Task objective -
Copy all the material below, exactly as it stands.

Data provided -
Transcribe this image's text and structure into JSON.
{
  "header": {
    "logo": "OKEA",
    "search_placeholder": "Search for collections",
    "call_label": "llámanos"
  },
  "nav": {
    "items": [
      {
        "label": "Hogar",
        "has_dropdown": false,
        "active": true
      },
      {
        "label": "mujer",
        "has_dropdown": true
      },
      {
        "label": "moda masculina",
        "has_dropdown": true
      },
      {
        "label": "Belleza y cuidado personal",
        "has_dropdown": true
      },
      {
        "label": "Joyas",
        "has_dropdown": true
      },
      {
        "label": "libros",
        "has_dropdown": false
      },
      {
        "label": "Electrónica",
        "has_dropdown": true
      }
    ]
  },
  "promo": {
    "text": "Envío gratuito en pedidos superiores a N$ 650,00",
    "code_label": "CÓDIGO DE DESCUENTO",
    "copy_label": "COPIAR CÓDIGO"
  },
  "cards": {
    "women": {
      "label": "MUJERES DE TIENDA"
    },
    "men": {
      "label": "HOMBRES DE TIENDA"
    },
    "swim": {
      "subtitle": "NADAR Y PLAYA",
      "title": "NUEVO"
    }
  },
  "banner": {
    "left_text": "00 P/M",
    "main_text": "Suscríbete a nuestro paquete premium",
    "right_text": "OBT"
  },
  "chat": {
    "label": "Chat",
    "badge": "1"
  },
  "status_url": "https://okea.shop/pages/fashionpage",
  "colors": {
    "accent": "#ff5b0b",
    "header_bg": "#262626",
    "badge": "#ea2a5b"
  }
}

Task answer -
Transcribe this image's text and structure into JSON.
{
  "header": {
    "logo": "OKEA",
    "search_placeholder": "Search for collections",
    "call_label": "llámanos"
  },
  "nav": {
    "items": [
      {
        "label": "Hogar",
        "has_dropdown": false,
        "active": true
      },
      {
        "label": "mujer",
        "has_dropdown": true
      },
      {
        "label": "moda masculina",
        "has_dropdown": true
      },
      {
        "label": "Belleza y cuidado personal",
        "has_dropdown": true
      },
      {
        "label": "Joyas",
        "has_dropdown": true
      },
      {
        "label": "libros",
        "has_dropdown": false
      },
      {
        "label": "Electrónica",
        "has_dropdown": true
      }
    ]
  },
  "promo": {
    "text": "Envío gratuito en pedidos superiores a N$ 650,00",
    "code_label": "CÓDIGO DE DESCUENTO",
    "copy_label": "COPIAR CÓDIGO"
  },
  "cards": {
    "women": {
      "label": "MUJERES DE TIENDA"
    },
    "men": {
      "label": "HOMBRES DE TIENDA"
    },
    "swim": {
      "subtitle": "NADAR Y PLAYA",
      "title": "NUEVO"
    }
  },
  "banner": {
    "left_text": "00 P/M",
    "main_text": "Suscríbete a nuestro paquete premium",
    "right_text": "OBT"
  },
  "chat": {
    "label": "Chat",
    "badge": "1"
  },
  "status_url": "https://okea.shop/pages/fashionpage",
  "colors": {
    "accent": "#ff5b0b",
    "header_bg": "#262626",
    "badge": "#ea2a5b"
  }
}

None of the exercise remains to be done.